■ **PROBLEM REQUIREMENTS**
Please report every line from the material that contains the word "Institute".

[Source data]
+++

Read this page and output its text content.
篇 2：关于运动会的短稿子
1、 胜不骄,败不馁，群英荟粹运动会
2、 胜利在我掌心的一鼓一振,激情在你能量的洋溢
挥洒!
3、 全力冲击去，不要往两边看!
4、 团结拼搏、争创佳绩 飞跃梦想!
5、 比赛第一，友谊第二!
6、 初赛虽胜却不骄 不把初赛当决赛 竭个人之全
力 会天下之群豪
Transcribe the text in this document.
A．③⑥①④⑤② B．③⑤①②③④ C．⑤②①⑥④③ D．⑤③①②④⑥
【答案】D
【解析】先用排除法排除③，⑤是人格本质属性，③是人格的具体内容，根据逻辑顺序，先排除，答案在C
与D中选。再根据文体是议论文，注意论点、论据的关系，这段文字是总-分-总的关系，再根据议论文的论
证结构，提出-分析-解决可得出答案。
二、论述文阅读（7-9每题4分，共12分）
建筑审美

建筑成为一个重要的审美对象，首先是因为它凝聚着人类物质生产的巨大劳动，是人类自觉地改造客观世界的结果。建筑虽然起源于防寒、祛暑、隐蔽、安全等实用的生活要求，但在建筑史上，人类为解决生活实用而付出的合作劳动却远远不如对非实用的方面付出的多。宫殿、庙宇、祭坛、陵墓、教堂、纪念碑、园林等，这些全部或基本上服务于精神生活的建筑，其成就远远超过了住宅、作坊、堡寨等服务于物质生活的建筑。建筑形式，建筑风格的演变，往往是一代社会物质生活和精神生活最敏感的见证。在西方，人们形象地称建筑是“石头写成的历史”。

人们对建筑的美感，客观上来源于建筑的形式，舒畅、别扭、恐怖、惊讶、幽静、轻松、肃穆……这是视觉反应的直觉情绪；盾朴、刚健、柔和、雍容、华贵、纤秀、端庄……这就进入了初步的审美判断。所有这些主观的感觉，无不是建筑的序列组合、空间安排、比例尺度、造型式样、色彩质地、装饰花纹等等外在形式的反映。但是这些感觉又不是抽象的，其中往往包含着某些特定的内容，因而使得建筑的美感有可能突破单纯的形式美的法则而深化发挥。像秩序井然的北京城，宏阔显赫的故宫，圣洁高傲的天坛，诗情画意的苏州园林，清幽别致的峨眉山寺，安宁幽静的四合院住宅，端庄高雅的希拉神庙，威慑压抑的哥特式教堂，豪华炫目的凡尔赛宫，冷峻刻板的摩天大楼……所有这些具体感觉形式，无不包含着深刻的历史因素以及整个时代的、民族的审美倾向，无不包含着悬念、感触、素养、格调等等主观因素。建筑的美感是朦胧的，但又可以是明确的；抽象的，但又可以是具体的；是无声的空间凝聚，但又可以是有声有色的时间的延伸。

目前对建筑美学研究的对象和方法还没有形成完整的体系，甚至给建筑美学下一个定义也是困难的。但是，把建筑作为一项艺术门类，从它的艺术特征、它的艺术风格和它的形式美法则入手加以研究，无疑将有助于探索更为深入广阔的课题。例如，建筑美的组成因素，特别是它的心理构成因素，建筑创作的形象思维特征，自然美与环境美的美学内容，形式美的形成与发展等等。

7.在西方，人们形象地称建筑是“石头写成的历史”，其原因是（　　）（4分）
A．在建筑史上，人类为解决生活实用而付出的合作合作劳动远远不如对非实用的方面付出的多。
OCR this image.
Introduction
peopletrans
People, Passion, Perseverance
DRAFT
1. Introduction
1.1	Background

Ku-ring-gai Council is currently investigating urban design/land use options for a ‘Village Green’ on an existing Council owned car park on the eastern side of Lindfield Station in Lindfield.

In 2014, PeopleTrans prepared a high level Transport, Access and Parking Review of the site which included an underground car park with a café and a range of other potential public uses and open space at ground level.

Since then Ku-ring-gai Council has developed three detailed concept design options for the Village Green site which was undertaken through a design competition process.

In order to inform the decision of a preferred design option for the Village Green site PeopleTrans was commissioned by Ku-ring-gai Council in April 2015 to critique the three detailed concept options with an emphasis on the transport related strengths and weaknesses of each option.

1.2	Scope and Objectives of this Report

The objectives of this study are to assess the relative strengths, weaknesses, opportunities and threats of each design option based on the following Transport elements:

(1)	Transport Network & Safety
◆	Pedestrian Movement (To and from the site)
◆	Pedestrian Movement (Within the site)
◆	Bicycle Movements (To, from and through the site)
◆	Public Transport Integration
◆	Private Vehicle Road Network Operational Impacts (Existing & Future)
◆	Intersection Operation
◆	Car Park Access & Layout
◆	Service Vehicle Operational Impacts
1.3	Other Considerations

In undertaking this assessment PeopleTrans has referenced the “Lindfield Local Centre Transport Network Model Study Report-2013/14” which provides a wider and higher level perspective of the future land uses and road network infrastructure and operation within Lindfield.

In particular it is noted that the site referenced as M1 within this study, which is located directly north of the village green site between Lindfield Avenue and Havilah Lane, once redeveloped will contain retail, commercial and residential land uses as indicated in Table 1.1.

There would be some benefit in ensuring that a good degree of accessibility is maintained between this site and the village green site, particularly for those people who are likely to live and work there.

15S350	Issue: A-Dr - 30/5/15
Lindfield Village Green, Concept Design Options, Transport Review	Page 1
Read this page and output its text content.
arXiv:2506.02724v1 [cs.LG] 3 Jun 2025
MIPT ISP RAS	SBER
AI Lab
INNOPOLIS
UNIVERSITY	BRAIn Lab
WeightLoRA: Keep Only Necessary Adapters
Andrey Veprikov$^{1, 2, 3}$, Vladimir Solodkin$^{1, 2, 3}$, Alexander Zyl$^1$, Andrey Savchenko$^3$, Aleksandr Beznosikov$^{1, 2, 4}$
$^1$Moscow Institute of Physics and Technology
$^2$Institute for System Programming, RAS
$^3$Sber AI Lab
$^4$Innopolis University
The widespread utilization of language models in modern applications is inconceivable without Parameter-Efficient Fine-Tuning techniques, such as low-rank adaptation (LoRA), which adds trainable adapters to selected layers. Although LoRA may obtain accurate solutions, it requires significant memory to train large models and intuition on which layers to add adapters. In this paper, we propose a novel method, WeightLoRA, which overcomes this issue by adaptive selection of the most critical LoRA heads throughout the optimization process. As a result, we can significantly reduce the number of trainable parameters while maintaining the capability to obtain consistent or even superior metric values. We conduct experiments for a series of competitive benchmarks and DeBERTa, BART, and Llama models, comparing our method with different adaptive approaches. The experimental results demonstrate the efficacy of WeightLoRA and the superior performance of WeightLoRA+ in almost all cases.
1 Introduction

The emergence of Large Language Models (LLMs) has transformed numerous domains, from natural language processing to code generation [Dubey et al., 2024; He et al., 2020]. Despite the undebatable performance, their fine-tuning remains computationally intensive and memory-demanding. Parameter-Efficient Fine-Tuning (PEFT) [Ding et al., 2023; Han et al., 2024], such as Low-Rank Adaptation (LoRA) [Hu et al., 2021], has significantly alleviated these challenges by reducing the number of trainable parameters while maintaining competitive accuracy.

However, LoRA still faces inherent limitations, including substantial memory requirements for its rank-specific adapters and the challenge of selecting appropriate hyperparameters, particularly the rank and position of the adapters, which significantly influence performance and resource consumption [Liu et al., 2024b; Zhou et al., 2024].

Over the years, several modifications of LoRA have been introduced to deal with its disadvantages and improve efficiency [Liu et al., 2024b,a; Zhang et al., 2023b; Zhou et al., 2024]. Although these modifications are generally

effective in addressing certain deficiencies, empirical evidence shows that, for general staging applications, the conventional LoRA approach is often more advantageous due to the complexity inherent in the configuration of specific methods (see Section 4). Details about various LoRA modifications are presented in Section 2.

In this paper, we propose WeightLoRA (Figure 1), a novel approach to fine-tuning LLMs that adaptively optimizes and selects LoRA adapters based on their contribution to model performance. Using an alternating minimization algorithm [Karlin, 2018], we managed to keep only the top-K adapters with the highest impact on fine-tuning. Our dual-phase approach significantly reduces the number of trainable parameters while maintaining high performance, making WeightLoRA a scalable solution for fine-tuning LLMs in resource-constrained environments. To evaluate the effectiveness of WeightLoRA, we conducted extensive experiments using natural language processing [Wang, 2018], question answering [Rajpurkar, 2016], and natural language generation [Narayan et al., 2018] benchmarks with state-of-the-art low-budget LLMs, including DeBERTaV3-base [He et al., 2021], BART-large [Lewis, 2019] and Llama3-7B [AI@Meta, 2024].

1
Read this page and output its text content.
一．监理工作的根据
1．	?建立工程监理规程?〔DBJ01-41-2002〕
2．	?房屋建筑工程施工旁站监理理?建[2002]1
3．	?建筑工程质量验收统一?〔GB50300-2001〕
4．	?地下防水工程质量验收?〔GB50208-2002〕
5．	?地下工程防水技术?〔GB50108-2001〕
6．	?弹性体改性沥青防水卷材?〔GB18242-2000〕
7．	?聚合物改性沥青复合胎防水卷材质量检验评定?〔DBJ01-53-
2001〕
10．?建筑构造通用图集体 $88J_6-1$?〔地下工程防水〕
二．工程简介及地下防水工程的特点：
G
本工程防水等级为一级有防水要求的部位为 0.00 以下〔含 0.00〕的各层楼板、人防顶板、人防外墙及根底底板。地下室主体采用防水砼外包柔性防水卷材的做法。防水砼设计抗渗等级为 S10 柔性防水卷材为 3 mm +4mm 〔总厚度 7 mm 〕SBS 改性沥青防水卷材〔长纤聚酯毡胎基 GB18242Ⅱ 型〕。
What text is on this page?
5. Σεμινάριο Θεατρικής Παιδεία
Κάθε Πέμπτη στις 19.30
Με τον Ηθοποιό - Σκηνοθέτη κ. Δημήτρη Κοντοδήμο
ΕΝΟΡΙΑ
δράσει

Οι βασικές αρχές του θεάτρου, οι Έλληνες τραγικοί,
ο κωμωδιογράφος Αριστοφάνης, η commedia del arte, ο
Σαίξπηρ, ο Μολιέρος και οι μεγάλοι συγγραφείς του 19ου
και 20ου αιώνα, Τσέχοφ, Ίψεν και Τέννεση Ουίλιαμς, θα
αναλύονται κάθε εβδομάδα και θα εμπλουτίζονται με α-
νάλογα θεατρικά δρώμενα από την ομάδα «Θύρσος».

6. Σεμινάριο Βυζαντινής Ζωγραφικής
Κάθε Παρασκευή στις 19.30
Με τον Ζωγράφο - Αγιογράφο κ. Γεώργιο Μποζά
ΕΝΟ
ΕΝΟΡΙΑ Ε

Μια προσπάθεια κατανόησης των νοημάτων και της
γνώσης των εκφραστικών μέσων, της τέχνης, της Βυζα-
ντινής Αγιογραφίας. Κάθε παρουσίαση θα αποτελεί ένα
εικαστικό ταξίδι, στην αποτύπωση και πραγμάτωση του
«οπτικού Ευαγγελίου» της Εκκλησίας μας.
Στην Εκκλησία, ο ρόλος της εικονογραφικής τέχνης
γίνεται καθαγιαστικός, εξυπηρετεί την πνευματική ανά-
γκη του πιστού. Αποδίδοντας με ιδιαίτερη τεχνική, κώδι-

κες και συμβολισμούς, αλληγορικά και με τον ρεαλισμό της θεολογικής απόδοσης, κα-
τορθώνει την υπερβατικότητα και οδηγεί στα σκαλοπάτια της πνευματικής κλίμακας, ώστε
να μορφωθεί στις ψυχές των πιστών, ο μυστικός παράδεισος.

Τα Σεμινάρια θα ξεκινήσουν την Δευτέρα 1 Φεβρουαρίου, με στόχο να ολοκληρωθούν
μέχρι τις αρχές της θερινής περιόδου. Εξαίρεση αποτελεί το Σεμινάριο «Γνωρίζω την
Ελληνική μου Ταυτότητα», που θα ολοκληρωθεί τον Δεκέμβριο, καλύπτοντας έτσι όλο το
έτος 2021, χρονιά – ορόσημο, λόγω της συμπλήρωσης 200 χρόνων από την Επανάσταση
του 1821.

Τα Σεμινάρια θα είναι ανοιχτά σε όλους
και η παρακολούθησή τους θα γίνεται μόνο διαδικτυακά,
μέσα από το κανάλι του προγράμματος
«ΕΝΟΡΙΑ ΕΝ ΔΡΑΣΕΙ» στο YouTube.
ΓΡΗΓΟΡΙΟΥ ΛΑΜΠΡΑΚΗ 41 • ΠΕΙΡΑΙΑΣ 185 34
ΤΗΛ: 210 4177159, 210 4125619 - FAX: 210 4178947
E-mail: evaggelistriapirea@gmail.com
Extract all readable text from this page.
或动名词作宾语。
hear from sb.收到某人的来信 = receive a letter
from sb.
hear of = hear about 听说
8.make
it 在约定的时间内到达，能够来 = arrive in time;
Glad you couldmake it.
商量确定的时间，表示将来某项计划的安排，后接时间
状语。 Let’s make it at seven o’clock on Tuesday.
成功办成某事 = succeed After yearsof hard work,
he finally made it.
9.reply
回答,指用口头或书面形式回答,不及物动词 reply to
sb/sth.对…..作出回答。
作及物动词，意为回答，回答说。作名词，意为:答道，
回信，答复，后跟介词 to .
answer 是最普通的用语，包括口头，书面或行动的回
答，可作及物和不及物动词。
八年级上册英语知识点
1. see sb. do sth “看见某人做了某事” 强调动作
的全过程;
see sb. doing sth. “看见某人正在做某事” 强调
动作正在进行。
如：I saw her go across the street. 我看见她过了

+++

■ **THE ANSWER**
$^1$Moscow Institute of Physics and Technology
$^2$Institute for System Programming, RAS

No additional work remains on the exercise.